| PROBLEM STATEMENT |
Scan the records for the string "Statements"; copy each line where it occurs.

| Dataset items |

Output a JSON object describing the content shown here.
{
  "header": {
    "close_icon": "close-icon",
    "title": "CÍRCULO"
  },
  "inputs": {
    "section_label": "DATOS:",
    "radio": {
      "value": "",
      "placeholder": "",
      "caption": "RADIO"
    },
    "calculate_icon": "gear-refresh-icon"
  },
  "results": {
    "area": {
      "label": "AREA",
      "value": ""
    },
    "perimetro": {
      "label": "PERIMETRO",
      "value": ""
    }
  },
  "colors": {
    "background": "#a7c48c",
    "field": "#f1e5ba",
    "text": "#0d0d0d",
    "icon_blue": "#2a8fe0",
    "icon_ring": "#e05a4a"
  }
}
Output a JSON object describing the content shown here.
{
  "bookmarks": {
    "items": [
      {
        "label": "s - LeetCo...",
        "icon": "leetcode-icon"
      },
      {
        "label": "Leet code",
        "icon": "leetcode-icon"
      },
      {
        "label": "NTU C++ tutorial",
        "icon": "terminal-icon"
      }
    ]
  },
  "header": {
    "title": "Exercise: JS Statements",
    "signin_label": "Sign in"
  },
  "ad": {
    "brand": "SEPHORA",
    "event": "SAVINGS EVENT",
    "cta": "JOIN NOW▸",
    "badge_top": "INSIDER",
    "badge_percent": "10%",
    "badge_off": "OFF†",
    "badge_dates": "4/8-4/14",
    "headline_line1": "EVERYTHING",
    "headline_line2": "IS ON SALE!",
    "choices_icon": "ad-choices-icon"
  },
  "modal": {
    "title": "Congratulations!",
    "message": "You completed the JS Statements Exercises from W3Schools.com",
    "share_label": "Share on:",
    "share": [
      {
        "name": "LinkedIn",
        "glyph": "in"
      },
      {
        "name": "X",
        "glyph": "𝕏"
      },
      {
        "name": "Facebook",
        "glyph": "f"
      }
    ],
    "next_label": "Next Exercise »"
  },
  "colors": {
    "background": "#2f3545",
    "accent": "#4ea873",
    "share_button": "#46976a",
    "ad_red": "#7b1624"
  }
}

| RESPONSE TO THIS EXERCISE |
    "title": "Exercise: JS Statements",
    "message": "You completed the JS Statements Exercises from W3Schools.com",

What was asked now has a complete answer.